YOUR INSTRUCTIONS → Will you print the material below without altering a single character?

SOURCE RECORDS →
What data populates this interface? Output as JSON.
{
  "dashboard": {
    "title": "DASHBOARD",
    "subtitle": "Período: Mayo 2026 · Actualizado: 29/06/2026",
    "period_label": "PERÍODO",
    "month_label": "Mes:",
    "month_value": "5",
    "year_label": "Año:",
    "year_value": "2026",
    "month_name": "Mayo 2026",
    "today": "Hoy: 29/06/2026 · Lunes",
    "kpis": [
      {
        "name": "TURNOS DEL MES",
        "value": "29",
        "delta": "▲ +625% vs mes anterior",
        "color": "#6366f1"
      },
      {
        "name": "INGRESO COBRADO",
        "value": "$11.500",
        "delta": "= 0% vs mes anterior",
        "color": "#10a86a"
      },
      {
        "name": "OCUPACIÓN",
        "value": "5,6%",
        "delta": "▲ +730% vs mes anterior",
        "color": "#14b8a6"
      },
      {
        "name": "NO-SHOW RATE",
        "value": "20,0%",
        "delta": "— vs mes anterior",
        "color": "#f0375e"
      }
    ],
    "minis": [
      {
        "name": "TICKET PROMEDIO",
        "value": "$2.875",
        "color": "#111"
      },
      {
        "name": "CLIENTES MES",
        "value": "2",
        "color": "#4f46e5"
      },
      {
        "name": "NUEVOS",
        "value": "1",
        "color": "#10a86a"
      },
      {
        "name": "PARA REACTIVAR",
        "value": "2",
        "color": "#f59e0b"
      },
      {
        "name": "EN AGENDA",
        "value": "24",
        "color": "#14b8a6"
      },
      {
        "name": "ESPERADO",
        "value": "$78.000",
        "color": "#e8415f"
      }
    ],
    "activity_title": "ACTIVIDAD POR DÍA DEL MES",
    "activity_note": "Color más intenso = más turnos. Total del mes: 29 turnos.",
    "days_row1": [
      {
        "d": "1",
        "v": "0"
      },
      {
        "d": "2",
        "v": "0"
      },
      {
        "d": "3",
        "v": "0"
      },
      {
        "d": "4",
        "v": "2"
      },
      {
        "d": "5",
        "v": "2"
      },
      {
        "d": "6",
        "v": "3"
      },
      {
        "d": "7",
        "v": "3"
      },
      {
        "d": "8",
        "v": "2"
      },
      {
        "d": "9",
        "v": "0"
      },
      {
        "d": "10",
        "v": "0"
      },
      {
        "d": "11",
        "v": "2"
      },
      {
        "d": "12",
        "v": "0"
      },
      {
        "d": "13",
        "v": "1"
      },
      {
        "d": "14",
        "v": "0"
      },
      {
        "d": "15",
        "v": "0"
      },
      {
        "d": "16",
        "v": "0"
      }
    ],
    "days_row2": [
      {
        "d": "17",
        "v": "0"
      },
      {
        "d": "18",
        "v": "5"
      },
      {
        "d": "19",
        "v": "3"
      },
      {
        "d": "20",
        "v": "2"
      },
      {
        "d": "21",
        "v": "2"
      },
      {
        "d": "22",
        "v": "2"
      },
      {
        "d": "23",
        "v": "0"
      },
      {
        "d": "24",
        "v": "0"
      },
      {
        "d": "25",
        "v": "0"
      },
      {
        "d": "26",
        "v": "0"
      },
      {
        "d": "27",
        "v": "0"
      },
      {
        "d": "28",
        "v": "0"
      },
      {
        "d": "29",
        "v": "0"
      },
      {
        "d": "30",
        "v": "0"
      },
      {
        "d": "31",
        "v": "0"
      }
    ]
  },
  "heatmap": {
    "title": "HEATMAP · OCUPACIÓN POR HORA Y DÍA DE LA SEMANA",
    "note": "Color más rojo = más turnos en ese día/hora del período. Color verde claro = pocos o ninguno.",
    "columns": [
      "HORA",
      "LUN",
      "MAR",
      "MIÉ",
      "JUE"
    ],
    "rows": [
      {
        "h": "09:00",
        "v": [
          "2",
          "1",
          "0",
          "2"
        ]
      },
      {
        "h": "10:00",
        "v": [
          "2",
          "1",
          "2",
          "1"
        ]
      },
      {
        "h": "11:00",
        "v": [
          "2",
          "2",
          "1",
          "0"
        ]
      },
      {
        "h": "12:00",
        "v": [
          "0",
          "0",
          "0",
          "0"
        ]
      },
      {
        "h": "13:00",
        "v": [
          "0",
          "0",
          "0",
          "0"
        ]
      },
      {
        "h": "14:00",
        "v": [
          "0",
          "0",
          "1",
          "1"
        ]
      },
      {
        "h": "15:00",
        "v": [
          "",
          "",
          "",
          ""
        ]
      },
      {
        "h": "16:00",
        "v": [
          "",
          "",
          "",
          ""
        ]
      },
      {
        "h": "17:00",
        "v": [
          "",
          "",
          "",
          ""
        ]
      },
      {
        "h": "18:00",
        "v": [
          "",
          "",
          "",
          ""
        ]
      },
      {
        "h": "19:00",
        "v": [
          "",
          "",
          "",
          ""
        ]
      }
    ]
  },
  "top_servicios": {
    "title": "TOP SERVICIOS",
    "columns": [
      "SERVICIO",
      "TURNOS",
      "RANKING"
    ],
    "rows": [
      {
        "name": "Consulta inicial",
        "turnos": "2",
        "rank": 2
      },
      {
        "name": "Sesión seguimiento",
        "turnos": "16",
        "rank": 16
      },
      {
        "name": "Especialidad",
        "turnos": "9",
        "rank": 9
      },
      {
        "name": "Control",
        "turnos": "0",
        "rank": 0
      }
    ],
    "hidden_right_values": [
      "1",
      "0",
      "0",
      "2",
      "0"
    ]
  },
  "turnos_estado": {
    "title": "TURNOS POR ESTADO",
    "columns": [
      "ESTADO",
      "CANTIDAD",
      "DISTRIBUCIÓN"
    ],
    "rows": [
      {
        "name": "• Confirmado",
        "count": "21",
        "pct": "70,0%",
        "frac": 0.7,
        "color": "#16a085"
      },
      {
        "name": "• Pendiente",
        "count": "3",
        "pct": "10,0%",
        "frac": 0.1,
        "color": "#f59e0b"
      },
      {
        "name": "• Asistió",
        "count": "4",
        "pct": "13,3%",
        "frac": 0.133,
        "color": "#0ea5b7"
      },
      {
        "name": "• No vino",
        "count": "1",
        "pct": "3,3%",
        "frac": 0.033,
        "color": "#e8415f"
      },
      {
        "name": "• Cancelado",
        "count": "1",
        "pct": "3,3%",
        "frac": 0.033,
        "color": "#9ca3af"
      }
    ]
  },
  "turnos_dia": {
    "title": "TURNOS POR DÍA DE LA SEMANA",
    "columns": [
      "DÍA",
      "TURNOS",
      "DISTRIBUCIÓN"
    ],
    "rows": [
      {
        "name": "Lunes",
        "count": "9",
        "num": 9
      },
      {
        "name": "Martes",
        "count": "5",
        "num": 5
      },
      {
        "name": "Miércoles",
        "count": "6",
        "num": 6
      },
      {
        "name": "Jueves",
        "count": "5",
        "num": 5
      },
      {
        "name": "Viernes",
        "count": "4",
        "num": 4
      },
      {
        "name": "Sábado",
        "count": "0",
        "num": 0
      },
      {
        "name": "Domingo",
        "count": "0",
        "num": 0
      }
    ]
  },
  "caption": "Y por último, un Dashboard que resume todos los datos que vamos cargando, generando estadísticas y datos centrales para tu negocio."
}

WORKED ANSWER →
What data populates this interface? Output as JSON.
{
  "dashboard": {
    "title": "DASHBOARD",
    "subtitle": "Período: Mayo 2026 · Actualizado: 29/06/2026",
    "period_label": "PERÍODO",
    "month_label": "Mes:",
    "month_value": "5",
    "year_label": "Año:",
    "year_value": "2026",
    "month_name": "Mayo 2026",
    "today": "Hoy: 29/06/2026 · Lunes",
    "kpis": [
      {
        "name": "TURNOS DEL MES",
        "value": "29",
        "delta": "▲ +625% vs mes anterior",
        "color": "#6366f1"
      },
      {
        "name": "INGRESO COBRADO",
        "value": "$11.500",
        "delta": "= 0% vs mes anterior",
        "color": "#10a86a"
      },
      {
        "name": "OCUPACIÓN",
        "value": "5,6%",
        "delta": "▲ +730% vs mes anterior",
        "color": "#14b8a6"
      },
      {
        "name": "NO-SHOW RATE",
        "value": "20,0%",
        "delta": "— vs mes anterior",
        "color": "#f0375e"
      }
    ],
    "minis": [
      {
        "name": "TICKET PROMEDIO",
        "value": "$2.875",
        "color": "#111"
      },
      {
        "name": "CLIENTES MES",
        "value": "2",
        "color": "#4f46e5"
      },
      {
        "name": "NUEVOS",
        "value": "1",
        "color": "#10a86a"
      },
      {
        "name": "PARA REACTIVAR",
        "value": "2",
        "color": "#f59e0b"
      },
      {
        "name": "EN AGENDA",
        "value": "24",
        "color": "#14b8a6"
      },
      {
        "name": "ESPERADO",
        "value": "$78.000",
        "color": "#e8415f"
      }
    ],
    "activity_title": "ACTIVIDAD POR DÍA DEL MES",
    "activity_note": "Color más intenso = más turnos. Total del mes: 29 turnos.",
    "days_row1": [
      {
        "d": "1",
        "v": "0"
      },
      {
        "d": "2",
        "v": "0"
      },
      {
        "d": "3",
        "v": "0"
      },
      {
        "d": "4",
        "v": "2"
      },
      {
        "d": "5",
        "v": "2"
      },
      {
        "d": "6",
        "v": "3"
      },
      {
        "d": "7",
        "v": "3"
      },
      {
        "d": "8",
        "v": "2"
      },
      {
        "d": "9",
        "v": "0"
      },
      {
        "d": "10",
        "v": "0"
      },
      {
        "d": "11",
        "v": "2"
      },
      {
        "d": "12",
        "v": "0"
      },
      {
        "d": "13",
        "v": "1"
      },
      {
        "d": "14",
        "v": "0"
      },
      {
        "d": "15",
        "v": "0"
      },
      {
        "d": "16",
        "v": "0"
      }
    ],
    "days_row2": [
      {
        "d": "17",
        "v": "0"
      },
      {
        "d": "18",
        "v": "5"
      },
      {
        "d": "19",
        "v": "3"
      },
      {
        "d": "20",
        "v": "2"
      },
      {
        "d": "21",
        "v": "2"
      },
      {
        "d": "22",
        "v": "2"
      },
      {
        "d": "23",
        "v": "0"
      },
      {
        "d": "24",
        "v": "0"
      },
      {
        "d": "25",
        "v": "0"
      },
      {
        "d": "26",
        "v": "0"
      },
      {
        "d": "27",
        "v": "0"
      },
      {
        "d": "28",
        "v": "0"
      },
      {
        "d": "29",
        "v": "0"
      },
      {
        "d": "30",
        "v": "0"
      },
      {
        "d": "31",
        "v": "0"
      }
    ]
  },
  "heatmap": {
    "title": "HEATMAP · OCUPACIÓN POR HORA Y DÍA DE LA SEMANA",
    "note": "Color más rojo = más turnos en ese día/hora del período. Color verde claro = pocos o ninguno.",
    "columns": [
      "HORA",
      "LUN",
      "MAR",
      "MIÉ",
      "JUE"
    ],
    "rows": [
      {
        "h": "09:00",
        "v": [
          "2",
          "1",
          "0",
          "2"
        ]
      },
      {
        "h": "10:00",
        "v": [
          "2",
          "1",
          "2",
          "1"
        ]
      },
      {
        "h": "11:00",
        "v": [
          "2",
          "2",
          "1",
          "0"
        ]
      },
      {
        "h": "12:00",
        "v": [
          "0",
          "0",
          "0",
          "0"
        ]
      },
      {
        "h": "13:00",
        "v": [
          "0",
          "0",
          "0",
          "0"
        ]
      },
      {
        "h": "14:00",
        "v": [
          "0",
          "0",
          "1",
          "1"
        ]
      },
      {
        "h": "15:00",
        "v": [
          "",
          "",
          "",
          ""
        ]
      },
      {
        "h": "16:00",
        "v": [
          "",
          "",
          "",
          ""
        ]
      },
      {
        "h": "17:00",
        "v": [
          "",
          "",
          "",
          ""
        ]
      },
      {
        "h": "18:00",
        "v": [
          "",
          "",
          "",
          ""
        ]
      },
      {
        "h": "19:00",
        "v": [
          "",
          "",
          "",
          ""
        ]
      }
    ]
  },
  "top_servicios": {
    "title": "TOP SERVICIOS",
    "columns": [
      "SERVICIO",
      "TURNOS",
      "RANKING"
    ],
    "rows": [
      {
        "name": "Consulta inicial",
        "turnos": "2",
        "rank": 2
      },
      {
        "name": "Sesión seguimiento",
        "turnos": "16",
        "rank": 16
      },
      {
        "name": "Especialidad",
        "turnos": "9",
        "rank": 9
      },
      {
        "name": "Control",
        "turnos": "0",
        "rank": 0
      }
    ],
    "hidden_right_values": [
      "1",
      "0",
      "0",
      "2",
      "0"
    ]
  },
  "turnos_estado": {
    "title": "TURNOS POR ESTADO",
    "columns": [
      "ESTADO",
      "CANTIDAD",
      "DISTRIBUCIÓN"
    ],
    "rows": [
      {
        "name": "• Confirmado",
        "count": "21",
        "pct": "70,0%",
        "frac": 0.7,
        "color": "#16a085"
      },
      {
        "name": "• Pendiente",
        "count": "3",
        "pct": "10,0%",
        "frac": 0.1,
        "color": "#f59e0b"
      },
      {
        "name": "• Asistió",
        "count": "4",
        "pct": "13,3%",
        "frac": 0.133,
        "color": "#0ea5b7"
      },
      {
        "name": "• No vino",
        "count": "1",
        "pct": "3,3%",
        "frac": 0.033,
        "color": "#e8415f"
      },
      {
        "name": "• Cancelado",
        "count": "1",
        "pct": "3,3%",
        "frac": 0.033,
        "color": "#9ca3af"
      }
    ]
  },
  "turnos_dia": {
    "title": "TURNOS POR DÍA DE LA SEMANA",
    "columns": [
      "DÍA",
      "TURNOS",
      "DISTRIBUCIÓN"
    ],
    "rows": [
      {
        "name": "Lunes",
        "count": "9",
        "num": 9
      },
      {
        "name": "Martes",
        "count": "5",
        "num": 5
      },
      {
        "name": "Miércoles",
        "count": "6",
        "num": 6
      },
      {
        "name": "Jueves",
        "count": "5",
        "num": 5
      },
      {
        "name": "Viernes",
        "count": "4",
        "num": 4
      },
      {
        "name": "Sábado",
        "count": "0",
        "num": 0
      },
      {
        "name": "Domingo",
        "count": "0",
        "num": 0
      }
    ]
  },
  "caption": "Y por último, un Dashboard que resume todos los datos que vamos cargando, generando estadísticas y datos centrales para tu negocio."
}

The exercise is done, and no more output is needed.